((

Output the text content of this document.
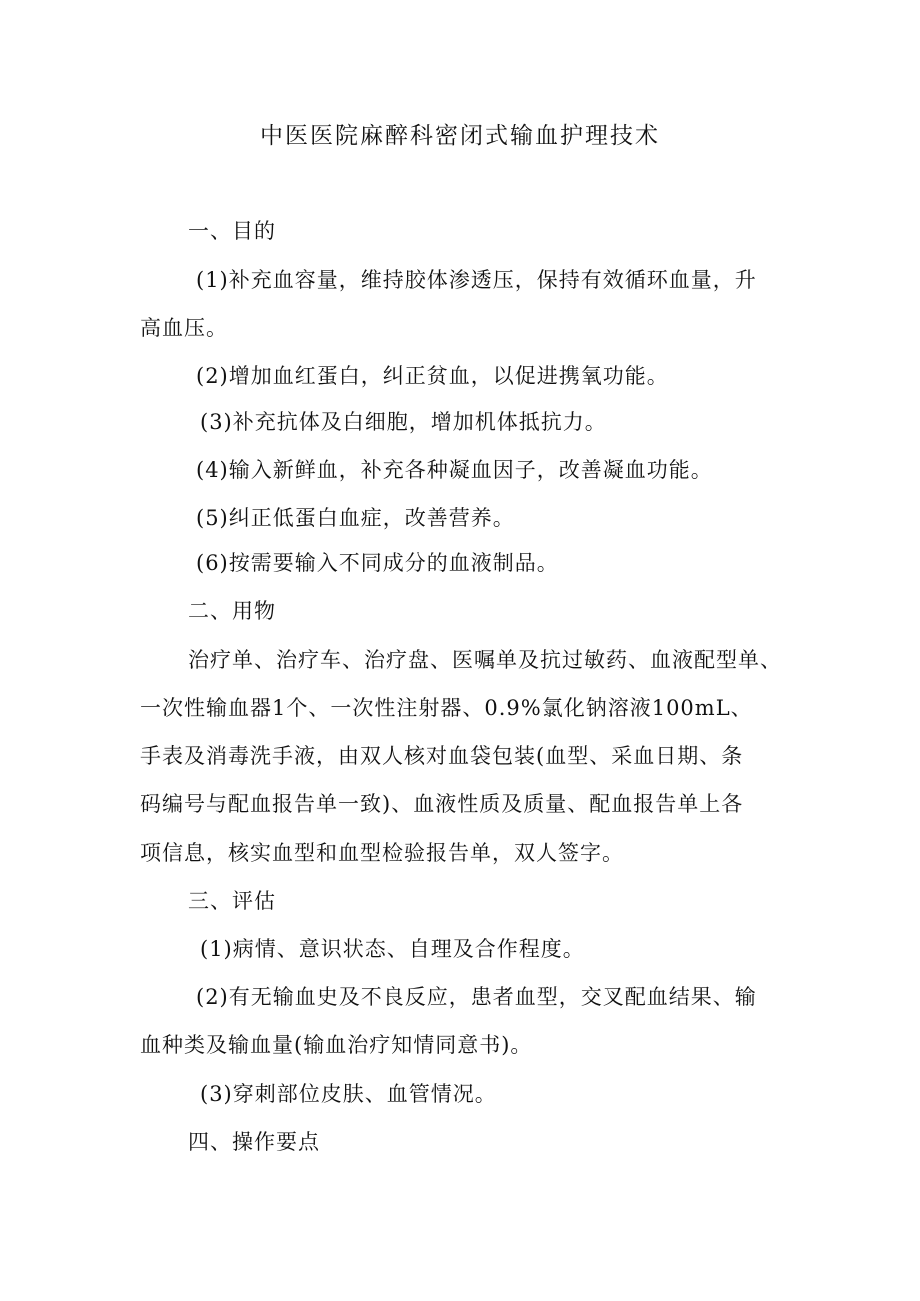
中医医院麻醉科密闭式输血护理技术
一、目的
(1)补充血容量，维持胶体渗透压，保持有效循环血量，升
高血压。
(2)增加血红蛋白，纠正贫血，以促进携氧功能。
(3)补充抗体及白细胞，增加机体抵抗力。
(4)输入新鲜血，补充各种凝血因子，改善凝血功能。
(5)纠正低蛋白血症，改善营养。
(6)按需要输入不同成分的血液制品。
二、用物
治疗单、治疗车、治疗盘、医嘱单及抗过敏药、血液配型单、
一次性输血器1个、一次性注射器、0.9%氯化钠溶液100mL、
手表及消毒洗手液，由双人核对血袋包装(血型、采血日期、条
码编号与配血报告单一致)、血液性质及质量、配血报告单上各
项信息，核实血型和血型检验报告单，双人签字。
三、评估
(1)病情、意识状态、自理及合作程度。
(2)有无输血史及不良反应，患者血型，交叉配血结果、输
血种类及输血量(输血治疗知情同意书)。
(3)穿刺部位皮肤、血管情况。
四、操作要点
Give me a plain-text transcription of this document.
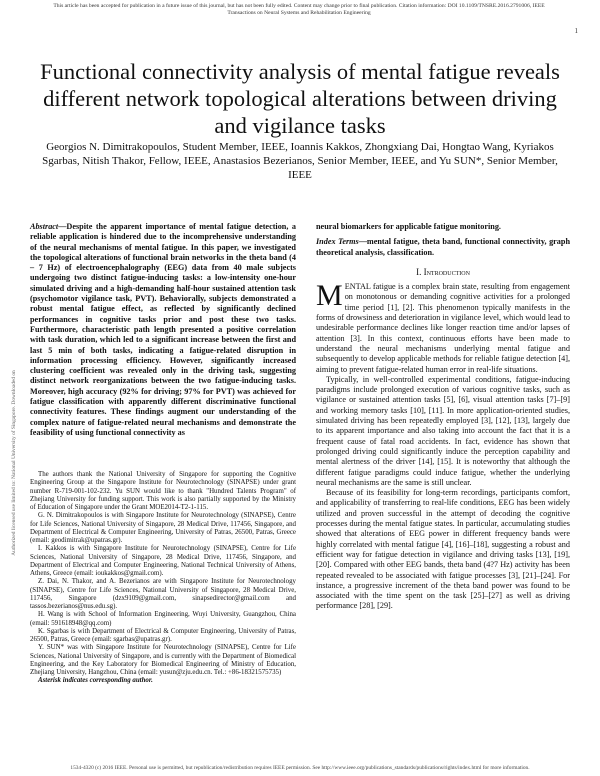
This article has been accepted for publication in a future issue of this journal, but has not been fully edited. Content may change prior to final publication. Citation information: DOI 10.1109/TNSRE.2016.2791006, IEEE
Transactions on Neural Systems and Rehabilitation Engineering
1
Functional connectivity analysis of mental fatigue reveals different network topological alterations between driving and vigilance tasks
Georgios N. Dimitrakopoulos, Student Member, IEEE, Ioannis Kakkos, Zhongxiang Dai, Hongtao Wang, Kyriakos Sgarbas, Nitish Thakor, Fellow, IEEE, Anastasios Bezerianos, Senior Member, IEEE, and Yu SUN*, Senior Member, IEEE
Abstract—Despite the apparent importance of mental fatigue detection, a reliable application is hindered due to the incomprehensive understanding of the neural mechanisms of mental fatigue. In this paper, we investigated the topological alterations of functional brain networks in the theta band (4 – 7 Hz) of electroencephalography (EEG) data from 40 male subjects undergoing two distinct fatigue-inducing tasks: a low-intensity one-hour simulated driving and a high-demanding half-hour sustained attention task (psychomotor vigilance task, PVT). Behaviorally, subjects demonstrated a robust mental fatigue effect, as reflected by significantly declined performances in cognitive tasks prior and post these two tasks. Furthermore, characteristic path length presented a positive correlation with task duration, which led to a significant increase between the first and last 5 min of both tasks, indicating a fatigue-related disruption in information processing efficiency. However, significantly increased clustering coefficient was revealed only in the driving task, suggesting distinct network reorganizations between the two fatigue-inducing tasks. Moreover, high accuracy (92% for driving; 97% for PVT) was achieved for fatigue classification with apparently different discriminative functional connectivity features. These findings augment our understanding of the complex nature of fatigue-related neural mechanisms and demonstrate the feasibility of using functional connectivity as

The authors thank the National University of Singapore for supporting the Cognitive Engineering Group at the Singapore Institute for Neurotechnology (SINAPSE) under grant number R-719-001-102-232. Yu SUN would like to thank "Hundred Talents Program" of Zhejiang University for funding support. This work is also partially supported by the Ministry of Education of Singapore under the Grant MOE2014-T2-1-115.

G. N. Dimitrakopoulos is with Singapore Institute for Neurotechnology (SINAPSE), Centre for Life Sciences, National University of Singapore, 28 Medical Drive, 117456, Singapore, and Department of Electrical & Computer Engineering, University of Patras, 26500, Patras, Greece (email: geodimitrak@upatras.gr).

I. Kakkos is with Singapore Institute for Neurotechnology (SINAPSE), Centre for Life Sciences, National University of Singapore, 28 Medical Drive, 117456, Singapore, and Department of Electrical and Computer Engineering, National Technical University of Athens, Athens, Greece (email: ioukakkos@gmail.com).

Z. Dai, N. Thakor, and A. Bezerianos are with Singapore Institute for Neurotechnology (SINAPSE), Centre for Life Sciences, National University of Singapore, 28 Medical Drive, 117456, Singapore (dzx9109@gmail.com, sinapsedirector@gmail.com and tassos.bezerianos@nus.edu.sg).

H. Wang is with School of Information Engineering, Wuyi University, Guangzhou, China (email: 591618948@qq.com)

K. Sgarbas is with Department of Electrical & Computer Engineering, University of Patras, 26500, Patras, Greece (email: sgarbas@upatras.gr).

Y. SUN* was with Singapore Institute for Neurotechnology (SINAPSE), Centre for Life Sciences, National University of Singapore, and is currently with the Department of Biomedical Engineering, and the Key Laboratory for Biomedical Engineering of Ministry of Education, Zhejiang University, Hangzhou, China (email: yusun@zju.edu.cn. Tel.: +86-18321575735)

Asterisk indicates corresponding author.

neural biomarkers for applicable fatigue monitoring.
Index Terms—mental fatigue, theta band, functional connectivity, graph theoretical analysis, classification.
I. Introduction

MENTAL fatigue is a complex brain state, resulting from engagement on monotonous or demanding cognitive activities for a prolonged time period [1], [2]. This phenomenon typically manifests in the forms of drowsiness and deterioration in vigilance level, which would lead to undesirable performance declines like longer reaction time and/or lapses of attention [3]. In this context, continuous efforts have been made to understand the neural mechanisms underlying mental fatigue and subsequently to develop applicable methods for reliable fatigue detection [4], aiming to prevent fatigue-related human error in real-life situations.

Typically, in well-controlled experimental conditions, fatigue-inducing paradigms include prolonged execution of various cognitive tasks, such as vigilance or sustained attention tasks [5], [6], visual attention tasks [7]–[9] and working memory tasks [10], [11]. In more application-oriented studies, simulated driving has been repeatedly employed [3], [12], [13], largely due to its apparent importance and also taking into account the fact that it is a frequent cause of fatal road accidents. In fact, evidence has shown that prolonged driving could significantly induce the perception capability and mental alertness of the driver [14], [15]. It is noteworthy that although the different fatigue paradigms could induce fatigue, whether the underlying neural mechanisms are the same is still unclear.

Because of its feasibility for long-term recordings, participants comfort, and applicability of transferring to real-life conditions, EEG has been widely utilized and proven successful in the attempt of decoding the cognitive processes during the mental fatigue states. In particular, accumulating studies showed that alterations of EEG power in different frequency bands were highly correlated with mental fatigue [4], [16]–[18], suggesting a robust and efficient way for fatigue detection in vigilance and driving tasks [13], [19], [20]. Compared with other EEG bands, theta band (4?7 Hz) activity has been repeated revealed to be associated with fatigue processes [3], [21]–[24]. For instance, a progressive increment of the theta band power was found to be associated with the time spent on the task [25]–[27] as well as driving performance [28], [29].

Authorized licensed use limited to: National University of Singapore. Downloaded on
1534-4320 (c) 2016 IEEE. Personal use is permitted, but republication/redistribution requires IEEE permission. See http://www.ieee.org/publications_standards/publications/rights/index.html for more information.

))
((

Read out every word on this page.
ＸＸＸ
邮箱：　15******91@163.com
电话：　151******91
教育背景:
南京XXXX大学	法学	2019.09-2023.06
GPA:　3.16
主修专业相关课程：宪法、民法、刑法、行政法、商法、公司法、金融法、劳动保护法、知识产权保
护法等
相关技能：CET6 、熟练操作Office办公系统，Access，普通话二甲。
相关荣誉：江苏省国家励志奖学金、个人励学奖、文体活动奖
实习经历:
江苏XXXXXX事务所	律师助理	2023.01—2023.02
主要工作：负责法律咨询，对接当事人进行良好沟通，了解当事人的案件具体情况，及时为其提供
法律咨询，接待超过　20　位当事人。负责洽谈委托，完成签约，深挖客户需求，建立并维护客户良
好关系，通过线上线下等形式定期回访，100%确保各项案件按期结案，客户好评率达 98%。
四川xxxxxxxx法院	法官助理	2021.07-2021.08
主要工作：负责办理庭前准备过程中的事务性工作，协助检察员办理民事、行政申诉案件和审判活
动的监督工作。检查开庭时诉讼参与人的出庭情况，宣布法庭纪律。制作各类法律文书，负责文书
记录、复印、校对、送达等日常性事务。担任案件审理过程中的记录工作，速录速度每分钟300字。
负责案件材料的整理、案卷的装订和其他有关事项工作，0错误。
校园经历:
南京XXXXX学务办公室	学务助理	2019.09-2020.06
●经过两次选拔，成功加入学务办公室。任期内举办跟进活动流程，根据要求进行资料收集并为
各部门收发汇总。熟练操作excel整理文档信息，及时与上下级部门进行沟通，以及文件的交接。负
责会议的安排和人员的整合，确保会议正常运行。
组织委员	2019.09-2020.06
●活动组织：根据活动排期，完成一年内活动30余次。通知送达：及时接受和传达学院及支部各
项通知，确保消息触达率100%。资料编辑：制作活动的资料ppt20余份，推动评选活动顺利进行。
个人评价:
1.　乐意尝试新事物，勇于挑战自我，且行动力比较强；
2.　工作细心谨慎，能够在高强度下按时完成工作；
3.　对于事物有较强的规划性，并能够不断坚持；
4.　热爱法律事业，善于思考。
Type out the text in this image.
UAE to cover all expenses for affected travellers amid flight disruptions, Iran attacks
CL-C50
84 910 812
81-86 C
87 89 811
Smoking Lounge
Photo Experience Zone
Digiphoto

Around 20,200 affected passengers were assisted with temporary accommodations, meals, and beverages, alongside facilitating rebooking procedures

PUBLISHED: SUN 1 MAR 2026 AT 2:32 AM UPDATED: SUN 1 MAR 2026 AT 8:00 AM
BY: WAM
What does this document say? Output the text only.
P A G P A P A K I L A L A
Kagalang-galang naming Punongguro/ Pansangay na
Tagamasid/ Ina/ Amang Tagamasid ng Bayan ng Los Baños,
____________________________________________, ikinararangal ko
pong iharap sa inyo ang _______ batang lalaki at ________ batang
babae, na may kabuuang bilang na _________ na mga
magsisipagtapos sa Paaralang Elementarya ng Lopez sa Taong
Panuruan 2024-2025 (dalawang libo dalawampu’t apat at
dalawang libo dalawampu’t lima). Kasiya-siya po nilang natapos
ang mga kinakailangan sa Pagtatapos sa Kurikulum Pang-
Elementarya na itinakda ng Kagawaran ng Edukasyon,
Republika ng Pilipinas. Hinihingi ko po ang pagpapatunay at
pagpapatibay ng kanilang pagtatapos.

))

### SHORT PROBLEM:
Pull every line containing the word "Sgarbas" out of the material and copy it.

### ANSWER FOR THE TASK:
Georgios N. Dimitrakopoulos, Student Member, IEEE, Ioannis Kakkos, Zhongxiang Dai, Hongtao Wang, Kyriakos Sgarbas, Nitish Thakor, Fellow, IEEE, Anastasios Bezerianos, Senior Member, IEEE, and Yu SUN*, Senior Member, IEEE
K. Sgarbas is with Department of Electrical & Computer Engineering, University of Patras, 26500, Patras, Greece (email: sgarbas@upatras.gr).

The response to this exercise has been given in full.